TASK REQUIREMENTS: Provide the number of lines where the word "heading" occurs, and no other text.

RECORDS FOR THE EXERCISE:
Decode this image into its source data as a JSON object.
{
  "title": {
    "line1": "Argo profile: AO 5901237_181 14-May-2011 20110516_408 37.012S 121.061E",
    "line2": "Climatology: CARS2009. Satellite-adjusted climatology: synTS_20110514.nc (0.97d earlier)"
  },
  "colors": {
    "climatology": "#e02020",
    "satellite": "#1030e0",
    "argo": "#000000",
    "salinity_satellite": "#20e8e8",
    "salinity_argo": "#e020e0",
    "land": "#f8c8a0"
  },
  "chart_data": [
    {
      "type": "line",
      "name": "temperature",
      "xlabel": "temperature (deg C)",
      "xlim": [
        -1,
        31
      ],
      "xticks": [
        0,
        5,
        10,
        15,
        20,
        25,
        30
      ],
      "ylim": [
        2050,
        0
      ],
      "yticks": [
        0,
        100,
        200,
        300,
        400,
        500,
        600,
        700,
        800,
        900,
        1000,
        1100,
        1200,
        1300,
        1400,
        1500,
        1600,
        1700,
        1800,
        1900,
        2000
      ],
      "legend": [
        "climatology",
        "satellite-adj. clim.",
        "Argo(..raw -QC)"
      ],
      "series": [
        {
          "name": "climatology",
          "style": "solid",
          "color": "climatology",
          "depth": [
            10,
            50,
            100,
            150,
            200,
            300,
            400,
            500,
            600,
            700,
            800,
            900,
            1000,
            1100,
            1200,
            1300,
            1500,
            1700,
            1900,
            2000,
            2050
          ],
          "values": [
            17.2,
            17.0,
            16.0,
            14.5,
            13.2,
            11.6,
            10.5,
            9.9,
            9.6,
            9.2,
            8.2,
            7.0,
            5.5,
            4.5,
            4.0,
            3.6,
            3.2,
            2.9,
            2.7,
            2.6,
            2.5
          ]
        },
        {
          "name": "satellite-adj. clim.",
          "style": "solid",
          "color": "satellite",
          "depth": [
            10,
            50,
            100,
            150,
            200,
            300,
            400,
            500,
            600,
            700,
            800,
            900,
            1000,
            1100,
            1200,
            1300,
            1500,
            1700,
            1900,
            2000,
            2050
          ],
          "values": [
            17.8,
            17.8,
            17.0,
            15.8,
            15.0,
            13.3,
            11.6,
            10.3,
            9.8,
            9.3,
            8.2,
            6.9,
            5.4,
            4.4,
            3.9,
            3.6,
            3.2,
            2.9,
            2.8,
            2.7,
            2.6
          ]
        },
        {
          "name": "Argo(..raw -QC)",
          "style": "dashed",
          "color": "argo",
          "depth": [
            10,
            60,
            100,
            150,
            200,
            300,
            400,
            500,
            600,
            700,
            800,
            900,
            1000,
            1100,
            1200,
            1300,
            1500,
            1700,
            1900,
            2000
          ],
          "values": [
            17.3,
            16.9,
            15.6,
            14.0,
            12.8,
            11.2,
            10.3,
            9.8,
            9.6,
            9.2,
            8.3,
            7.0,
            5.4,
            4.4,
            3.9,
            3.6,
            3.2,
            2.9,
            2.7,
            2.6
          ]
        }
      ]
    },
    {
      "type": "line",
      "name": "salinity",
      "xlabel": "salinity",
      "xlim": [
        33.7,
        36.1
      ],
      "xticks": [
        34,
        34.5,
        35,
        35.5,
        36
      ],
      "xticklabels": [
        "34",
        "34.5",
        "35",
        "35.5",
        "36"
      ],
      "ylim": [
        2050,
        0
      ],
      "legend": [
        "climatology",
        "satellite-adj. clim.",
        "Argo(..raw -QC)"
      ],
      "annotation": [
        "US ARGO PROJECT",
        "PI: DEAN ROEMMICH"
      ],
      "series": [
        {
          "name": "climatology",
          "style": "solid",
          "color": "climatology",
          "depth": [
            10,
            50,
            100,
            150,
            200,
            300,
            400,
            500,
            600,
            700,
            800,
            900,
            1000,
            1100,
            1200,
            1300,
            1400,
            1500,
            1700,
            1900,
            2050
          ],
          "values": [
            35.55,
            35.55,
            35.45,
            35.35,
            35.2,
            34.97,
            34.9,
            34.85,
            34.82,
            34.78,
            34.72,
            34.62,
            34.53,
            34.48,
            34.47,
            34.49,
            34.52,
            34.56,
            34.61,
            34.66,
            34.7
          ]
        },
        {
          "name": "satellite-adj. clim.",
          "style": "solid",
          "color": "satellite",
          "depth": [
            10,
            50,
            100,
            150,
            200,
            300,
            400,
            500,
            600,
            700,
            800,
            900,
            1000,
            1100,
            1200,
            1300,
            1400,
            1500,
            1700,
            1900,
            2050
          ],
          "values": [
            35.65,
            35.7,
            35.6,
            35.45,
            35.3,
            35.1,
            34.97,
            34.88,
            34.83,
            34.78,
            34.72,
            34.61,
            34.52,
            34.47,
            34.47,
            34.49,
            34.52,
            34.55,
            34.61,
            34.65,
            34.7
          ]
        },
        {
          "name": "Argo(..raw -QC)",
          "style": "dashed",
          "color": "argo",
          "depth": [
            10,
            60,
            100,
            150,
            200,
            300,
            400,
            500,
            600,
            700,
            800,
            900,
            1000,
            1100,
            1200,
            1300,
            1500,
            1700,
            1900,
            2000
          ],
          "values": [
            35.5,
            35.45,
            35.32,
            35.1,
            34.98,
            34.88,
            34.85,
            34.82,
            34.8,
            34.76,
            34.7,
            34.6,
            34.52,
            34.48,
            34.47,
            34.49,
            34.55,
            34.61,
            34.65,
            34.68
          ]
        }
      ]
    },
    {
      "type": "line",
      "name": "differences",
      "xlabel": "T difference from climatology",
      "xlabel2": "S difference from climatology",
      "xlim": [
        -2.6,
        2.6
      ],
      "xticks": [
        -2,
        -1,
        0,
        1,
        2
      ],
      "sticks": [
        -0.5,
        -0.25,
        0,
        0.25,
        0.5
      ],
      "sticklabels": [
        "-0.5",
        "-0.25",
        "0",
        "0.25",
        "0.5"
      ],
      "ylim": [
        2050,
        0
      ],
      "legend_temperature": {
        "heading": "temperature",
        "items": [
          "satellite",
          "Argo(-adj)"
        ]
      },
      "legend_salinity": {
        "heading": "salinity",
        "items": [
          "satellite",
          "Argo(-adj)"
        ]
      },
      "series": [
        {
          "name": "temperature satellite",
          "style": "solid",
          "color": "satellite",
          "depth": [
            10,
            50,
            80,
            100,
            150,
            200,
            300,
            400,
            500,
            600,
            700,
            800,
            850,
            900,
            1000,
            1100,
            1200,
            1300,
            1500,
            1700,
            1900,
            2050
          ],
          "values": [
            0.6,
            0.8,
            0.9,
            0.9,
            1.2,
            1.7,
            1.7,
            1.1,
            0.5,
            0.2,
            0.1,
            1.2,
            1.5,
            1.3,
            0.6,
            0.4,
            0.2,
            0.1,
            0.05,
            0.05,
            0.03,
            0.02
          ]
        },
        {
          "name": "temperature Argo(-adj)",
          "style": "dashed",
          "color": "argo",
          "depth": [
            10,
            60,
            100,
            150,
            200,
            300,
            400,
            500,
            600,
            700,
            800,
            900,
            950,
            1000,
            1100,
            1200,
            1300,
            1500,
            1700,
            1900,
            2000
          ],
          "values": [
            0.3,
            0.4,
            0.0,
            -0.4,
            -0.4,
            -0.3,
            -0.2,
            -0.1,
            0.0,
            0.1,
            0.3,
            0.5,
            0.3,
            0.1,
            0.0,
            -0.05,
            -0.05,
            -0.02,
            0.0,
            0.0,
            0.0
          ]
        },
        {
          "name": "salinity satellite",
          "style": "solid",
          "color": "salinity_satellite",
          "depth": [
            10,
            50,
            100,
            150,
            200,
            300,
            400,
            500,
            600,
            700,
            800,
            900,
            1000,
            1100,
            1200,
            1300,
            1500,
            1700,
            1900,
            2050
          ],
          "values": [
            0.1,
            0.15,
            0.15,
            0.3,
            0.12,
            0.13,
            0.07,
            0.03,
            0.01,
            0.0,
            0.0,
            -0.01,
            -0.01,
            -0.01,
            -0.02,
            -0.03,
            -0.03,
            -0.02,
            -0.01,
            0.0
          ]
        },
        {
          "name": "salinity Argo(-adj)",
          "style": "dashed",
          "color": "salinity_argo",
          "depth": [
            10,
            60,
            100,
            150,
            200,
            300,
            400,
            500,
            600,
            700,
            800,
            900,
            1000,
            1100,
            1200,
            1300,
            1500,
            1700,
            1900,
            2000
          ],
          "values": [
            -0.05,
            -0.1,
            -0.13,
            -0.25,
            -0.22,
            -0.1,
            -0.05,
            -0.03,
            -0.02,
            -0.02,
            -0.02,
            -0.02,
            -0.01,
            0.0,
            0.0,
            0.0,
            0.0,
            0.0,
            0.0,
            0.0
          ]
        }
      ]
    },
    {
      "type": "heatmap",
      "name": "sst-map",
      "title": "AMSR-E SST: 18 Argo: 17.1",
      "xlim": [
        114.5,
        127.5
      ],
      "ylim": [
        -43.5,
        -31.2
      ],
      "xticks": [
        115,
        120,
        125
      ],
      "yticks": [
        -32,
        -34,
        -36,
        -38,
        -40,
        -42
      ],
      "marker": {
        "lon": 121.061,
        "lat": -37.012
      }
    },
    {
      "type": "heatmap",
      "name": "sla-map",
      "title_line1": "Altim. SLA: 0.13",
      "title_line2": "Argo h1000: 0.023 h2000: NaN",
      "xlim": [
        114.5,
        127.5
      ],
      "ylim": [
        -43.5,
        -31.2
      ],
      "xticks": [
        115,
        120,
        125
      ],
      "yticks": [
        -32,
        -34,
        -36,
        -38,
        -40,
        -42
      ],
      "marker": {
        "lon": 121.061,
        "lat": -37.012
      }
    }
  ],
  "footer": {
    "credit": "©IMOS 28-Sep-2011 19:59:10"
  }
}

THE COMPLETED TASK: 2